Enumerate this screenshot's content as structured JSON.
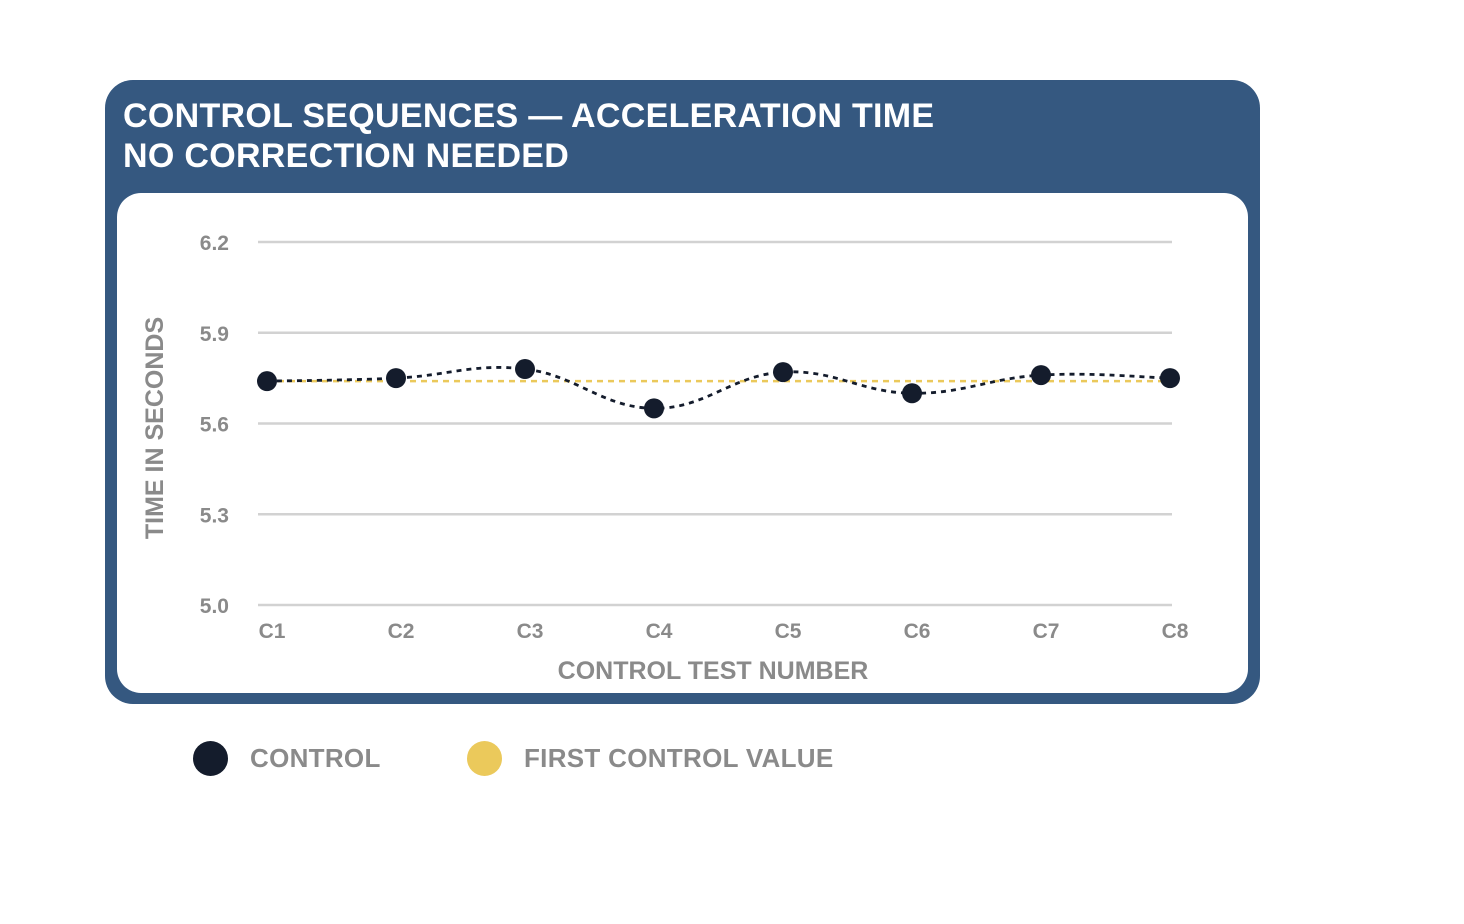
{
  "chart_data": {
    "type": "line",
    "title": "CONTROL SEQUENCES — ACCELERATION TIME",
    "subtitle": "NO CORRECTION NEEDED",
    "xlabel": "CONTROL TEST NUMBER",
    "ylabel": "TIME IN SECONDS",
    "categories": [
      "C1",
      "C2",
      "C3",
      "C4",
      "C5",
      "C6",
      "C7",
      "C8"
    ],
    "ylim": [
      5.0,
      6.2
    ],
    "yticks": [
      "5.0",
      "5.3",
      "5.6",
      "5.9",
      "6.2"
    ],
    "grid": true,
    "legend_position": "bottom-left",
    "series": [
      {
        "name": "CONTROL",
        "values": [
          5.74,
          5.75,
          5.78,
          5.65,
          5.77,
          5.7,
          5.76,
          5.75
        ],
        "color": "#141c2c",
        "style": "dotted-line-with-markers"
      },
      {
        "name": "FIRST CONTROL VALUE",
        "values": [
          5.74,
          5.74,
          5.74,
          5.74,
          5.74,
          5.74,
          5.74,
          5.74
        ],
        "color": "#ebc95b",
        "style": "dashed-reference-line"
      }
    ]
  },
  "colors": {
    "card": "#355880",
    "gridline": "#d2d2d2",
    "axis_text": "#8a8a8a"
  }
}
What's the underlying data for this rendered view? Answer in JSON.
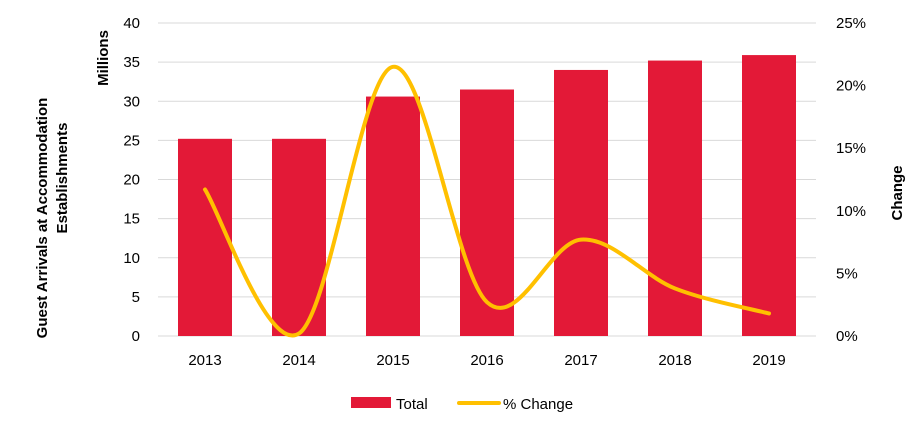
{
  "chart_data": {
    "type": "bar",
    "categories": [
      "2013",
      "2014",
      "2015",
      "2016",
      "2017",
      "2018",
      "2019"
    ],
    "series": [
      {
        "name": "Total",
        "axis": "left",
        "kind": "bar",
        "color": "#e31937",
        "values": [
          25.2,
          25.2,
          30.6,
          31.5,
          34.0,
          35.2,
          35.9
        ]
      },
      {
        "name": "% Change",
        "axis": "right",
        "kind": "line",
        "color": "#ffc000",
        "values": [
          11.7,
          0.2,
          21.5,
          2.7,
          7.7,
          3.8,
          1.8
        ]
      }
    ],
    "y_left": {
      "label_line1": "Guest Arrivals at Accommodation",
      "label_line2": "Establishments",
      "unit_label": "Millions",
      "min": 0,
      "max": 40,
      "ticks": [
        "0",
        "5",
        "10",
        "15",
        "20",
        "25",
        "30",
        "35",
        "40"
      ]
    },
    "y_right": {
      "label": "Change",
      "min": 0,
      "max": 25,
      "ticks": [
        "0%",
        "5%",
        "10%",
        "15%",
        "20%",
        "25%"
      ]
    },
    "grid": true,
    "legend_position": "bottom"
  }
}
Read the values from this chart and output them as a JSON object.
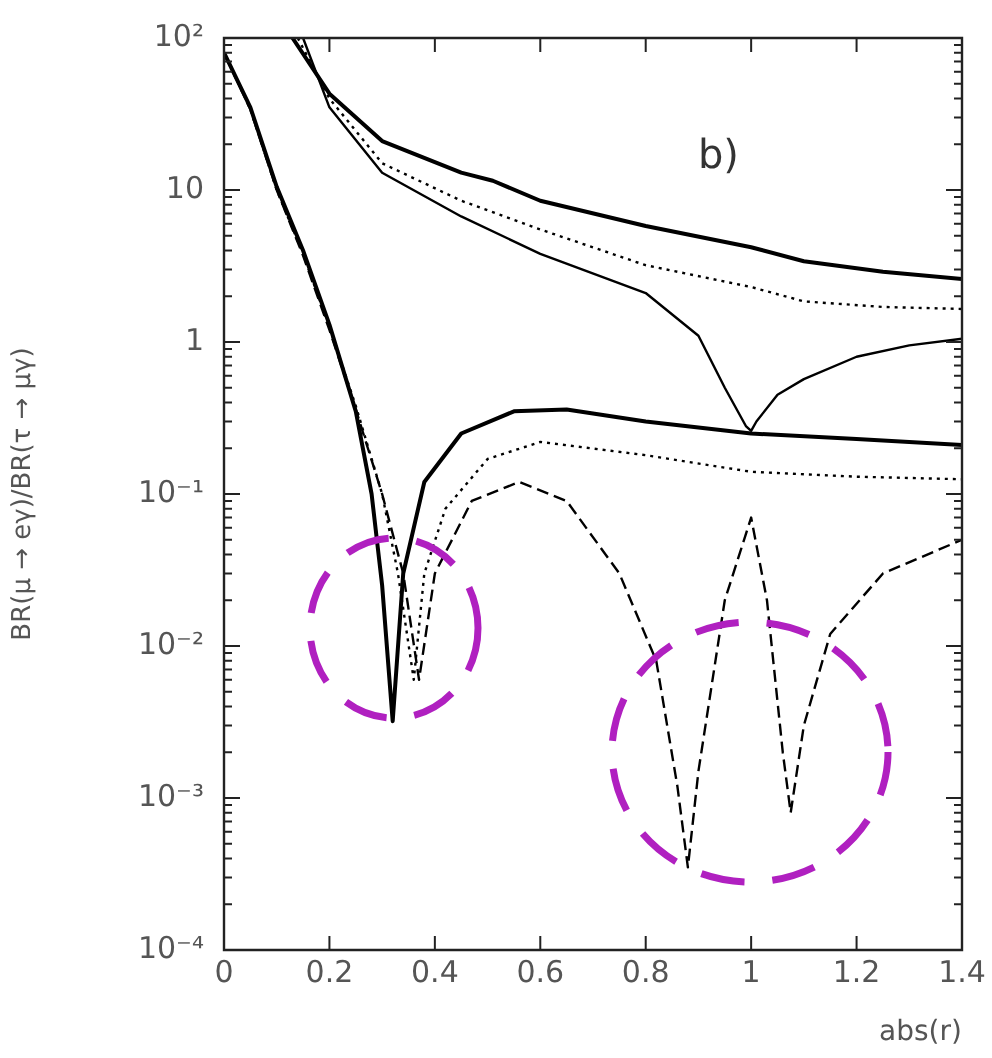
{
  "chart_data": {
    "type": "line",
    "xlabel": "abs(r)",
    "ylabel": "BR(μ → eγ)/BR(τ → μγ)",
    "annotations": [
      "b)"
    ],
    "log": "y",
    "grid": false,
    "legend": false,
    "marker": "none",
    "xlim": [
      0,
      1.4
    ],
    "xticks": [
      0,
      0.2,
      0.4,
      0.6,
      0.8,
      1,
      1.2,
      1.4
    ],
    "ylim": [
      0.0001,
      100
    ],
    "yticks": [
      {
        "value": 100,
        "label": "10²"
      },
      10,
      1,
      {
        "value": 0.1,
        "label": "10⁻¹"
      },
      {
        "value": 0.01,
        "label": "10⁻²"
      },
      {
        "value": 0.001,
        "label": "10⁻³"
      },
      {
        "value": 0.0001,
        "label": "10⁻⁴"
      }
    ],
    "series": [
      {
        "color": "#000000",
        "line_style": "solid",
        "x": [
          0.13,
          0.2,
          0.3,
          0.45,
          0.51,
          0.6,
          0.8,
          1.0,
          1.1,
          1.25,
          1.4
        ],
        "values": [
          100,
          43,
          21,
          13,
          11.5,
          8.5,
          5.8,
          4.2,
          3.4,
          2.9,
          2.6
        ]
      },
      {
        "color": "#000000",
        "line_style": "dotted",
        "x": [
          0.14,
          0.2,
          0.3,
          0.45,
          0.6,
          0.8,
          1.0,
          1.1,
          1.25,
          1.4
        ],
        "values": [
          100,
          40,
          15,
          8.5,
          5.5,
          3.2,
          2.3,
          1.85,
          1.7,
          1.65
        ]
      },
      {
        "color": "#000000",
        "line_style": "solid",
        "x": [
          0.15,
          0.2,
          0.3,
          0.45,
          0.6,
          0.8,
          0.9,
          0.95,
          0.99,
          1.0,
          1.01,
          1.05,
          1.1,
          1.2,
          1.3,
          1.4
        ],
        "values": [
          100,
          35,
          13,
          6.7,
          3.8,
          2.1,
          1.1,
          0.5,
          0.28,
          0.26,
          0.3,
          0.45,
          0.57,
          0.8,
          0.95,
          1.05
        ]
      },
      {
        "color": "#000000",
        "line_style": "solid",
        "x": [
          0,
          0.05,
          0.1,
          0.15,
          0.2,
          0.25,
          0.28,
          0.3,
          0.32,
          0.34,
          0.38,
          0.45,
          0.55,
          0.65,
          0.8,
          1.0,
          1.2,
          1.4
        ],
        "values": [
          80,
          35,
          10.5,
          4,
          1.3,
          0.35,
          0.1,
          0.025,
          0.0032,
          0.03,
          0.12,
          0.25,
          0.35,
          0.36,
          0.3,
          0.25,
          0.23,
          0.21
        ]
      },
      {
        "color": "#000000",
        "line_style": "dotted",
        "x": [
          0,
          0.05,
          0.1,
          0.15,
          0.2,
          0.25,
          0.3,
          0.33,
          0.36,
          0.38,
          0.42,
          0.5,
          0.6,
          0.8,
          1.0,
          1.2,
          1.4
        ],
        "values": [
          80,
          34,
          10,
          3.8,
          1.25,
          0.38,
          0.1,
          0.03,
          0.006,
          0.03,
          0.08,
          0.17,
          0.22,
          0.18,
          0.14,
          0.13,
          0.125
        ]
      },
      {
        "color": "#000000",
        "line_style": "dashed",
        "x": [
          0,
          0.05,
          0.1,
          0.15,
          0.2,
          0.25,
          0.3,
          0.34,
          0.37,
          0.4,
          0.47,
          0.56,
          0.65,
          0.75,
          0.82,
          0.86,
          0.88,
          0.9,
          0.95,
          1.0,
          1.03,
          1.06,
          1.075,
          1.1,
          1.15,
          1.25,
          1.4
        ],
        "values": [
          80,
          34,
          10,
          3.7,
          1.2,
          0.36,
          0.1,
          0.03,
          0.006,
          0.03,
          0.09,
          0.12,
          0.09,
          0.03,
          0.008,
          0.0012,
          0.00035,
          0.0015,
          0.02,
          0.07,
          0.02,
          0.002,
          0.0008,
          0.003,
          0.012,
          0.03,
          0.05
        ]
      }
    ]
  }
}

· · · · ·

§ **WHAT NEEDS TO BE DONE**
Reproduce each line exactly as it appears, omitting the pictures.

§ **FINAL ANSWER**
Enumerate this screenshot's content as structured JSON.
{
  "chart_data": {
    "type": "line",
    "title": "CONTROL SEQUENCES — ACCELERATION TIME",
    "subtitle": "NO CORRECTION NEEDED",
    "xlabel": "CONTROL TEST NUMBER",
    "ylabel": "TIME IN SECONDS",
    "categories": [
      "C1",
      "C2",
      "C3",
      "C4",
      "C5",
      "C6",
      "C7",
      "C8"
    ],
    "ylim": [
      5.0,
      6.2
    ],
    "yticks": [
      "5.0",
      "5.3",
      "5.6",
      "5.9",
      "6.2"
    ],
    "grid": true,
    "legend_position": "bottom-left",
    "series": [
      {
        "name": "CONTROL",
        "values": [
          5.74,
          5.75,
          5.78,
          5.65,
          5.77,
          5.7,
          5.76,
          5.75
        ],
        "color": "#141c2c",
        "style": "dotted-line-with-markers"
      },
      {
        "name": "FIRST CONTROL VALUE",
        "values": [
          5.74,
          5.74,
          5.74,
          5.74,
          5.74,
          5.74,
          5.74,
          5.74
        ],
        "color": "#ebc95b",
        "style": "dashed-reference-line"
      }
    ]
  },
  "colors": {
    "card": "#355880",
    "gridline": "#d2d2d2",
    "axis_text": "#8a8a8a"
  }
}
What's the underlying data for this rendered view? Answer in JSON.
{
  "chart_data": {
    "type": "bar",
    "categories": [
      "2013",
      "2014",
      "2015",
      "2016",
      "2017",
      "2018",
      "2019"
    ],
    "series": [
      {
        "name": "Total",
        "axis": "left",
        "kind": "bar",
        "color": "#e31937",
        "values": [
          25.2,
          25.2,
          30.6,
          31.5,
          34.0,
          35.2,
          35.9
        ]
      },
      {
        "name": "% Change",
        "axis": "right",
        "kind": "line",
        "color": "#ffc000",
        "values": [
          11.7,
          0.2,
          21.5,
          2.7,
          7.7,
          3.8,
          1.8
        ]
      }
    ],
    "y_left": {
      "label_line1": "Guest Arrivals at Accommodation",
      "label_line2": "Establishments",
      "unit_label": "Millions",
      "min": 0,
      "max": 40,
      "ticks": [
        "0",
        "5",
        "10",
        "15",
        "20",
        "25",
        "30",
        "35",
        "40"
      ]
    },
    "y_right": {
      "label": "Change",
      "min": 0,
      "max": 25,
      "ticks": [
        "0%",
        "5%",
        "10%",
        "15%",
        "20%",
        "25%"
      ]
    },
    "grid": true,
    "legend_position": "bottom"
  }
}
Read the values from this chart and output them as a JSON object.
{
  "chart_data": {
    "type": "line",
    "xlabel": "abs(r)",
    "ylabel": "BR(μ → eγ)/BR(τ → μγ)",
    "annotations": [
      "b)"
    ],
    "log": "y",
    "grid": false,
    "legend": false,
    "marker": "none",
    "xlim": [
      0,
      1.4
    ],
    "xticks": [
      0,
      0.2,
      0.4,
      0.6,
      0.8,
      1,
      1.2,
      1.4
    ],
    "ylim": [
      0.0001,
      100
    ],
    "yticks": [
      {
        "value": 100,
        "label": "10²"
      },
      10,
      1,
      {
        "value": 0.1,
        "label": "10⁻¹"
      },
      {
        "value": 0.01,
        "label": "10⁻²"
      },
      {
        "value": 0.001,
        "label": "10⁻³"
      },
      {
        "value": 0.0001,
        "label": "10⁻⁴"
      }
    ],
    "series": [
      {
        "color": "#000000",
        "line_style": "solid",
        "x": [
          0.13,
          0.2,
          0.3,
          0.45,
          0.51,
          0.6,
          0.8,
          1.0,
          1.1,
          1.25,
          1.4
        ],
        "values": [
          100,
          43,
          21,
          13,
          11.5,
          8.5,
          5.8,
          4.2,
          3.4,
          2.9,
          2.6
        ]
      },
      {
        "color": "#000000",
        "line_style": "dotted",
        "x": [
          0.14,
          0.2,
          0.3,
          0.45,
          0.6,
          0.8,
          1.0,
          1.1,
          1.25,
          1.4
        ],
        "values": [
          100,
          40,
          15,
          8.5,
          5.5,
          3.2,
          2.3,
          1.85,
          1.7,
          1.65
        ]
      },
      {
        "color": "#000000",
        "line_style": "solid",
        "x": [
          0.15,
          0.2,
          0.3,
          0.45,
          0.6,
          0.8,
          0.9,
          0.95,
          0.99,
          1.0,
          1.01,
          1.05,
          1.1,
          1.2,
          1.3,
          1.4
        ],
        "values": [
          100,
          35,
          13,
          6.7,
          3.8,
          2.1,
          1.1,
          0.5,
          0.28,
          0.26,
          0.3,
          0.45,
          0.57,
          0.8,
          0.95,
          1.05
        ]
      },
      {
        "color": "#000000",
        "line_style": "solid",
        "x": [
          0,
          0.05,
          0.1,
          0.15,
          0.2,
          0.25,
          0.28,
          0.3,
          0.32,
          0.34,
          0.38,
          0.45,
          0.55,
          0.65,
          0.8,
          1.0,
          1.2,
          1.4
        ],
        "values": [
          80,
          35,
          10.5,
          4,
          1.3,
          0.35,
          0.1,
          0.025,
          0.0032,
          0.03,
          0.12,
          0.25,
          0.35,
          0.36,
          0.3,
          0.25,
          0.23,
          0.21
        ]
      },
      {
        "color": "#000000",
        "line_style": "dotted",
        "x": [
          0,
          0.05,
          0.1,
          0.15,
          0.2,
          0.25,
          0.3,
          0.33,
          0.36,
          0.38,
          0.42,
          0.5,
          0.6,
          0.8,
          1.0,
          1.2,
          1.4
        ],
        "values": [
          80,
          34,
          10,
          3.8,
          1.25,
          0.38,
          0.1,
          0.03,
          0.006,
          0.03,
          0.08,
          0.17,
          0.22,
          0.18,
          0.14,
          0.13,
          0.125
        ]
      },
      {
        "color": "#000000",
        "line_style": "dashed",
        "x": [
          0,
          0.05,
          0.1,
          0.15,
          0.2,
          0.25,
          0.3,
          0.34,
          0.37,
          0.4,
          0.47,
          0.56,
          0.65,
          0.75,
          0.82,
          0.86,
          0.88,
          0.9,
          0.95,
          1.0,
          1.03,
          1.06,
          1.075,
          1.1,
          1.15,
          1.25,
          1.4
        ],
        "values": [
          80,
          34,
          10,
          3.7,
          1.2,
          0.36,
          0.1,
          0.03,
          0.006,
          0.03,
          0.09,
          0.12,
          0.09,
          0.03,
          0.008,
          0.0012,
          0.00035,
          0.0015,
          0.02,
          0.07,
          0.02,
          0.002,
          0.0008,
          0.003,
          0.012,
          0.03,
          0.05
        ]
      }
    ]
  }
}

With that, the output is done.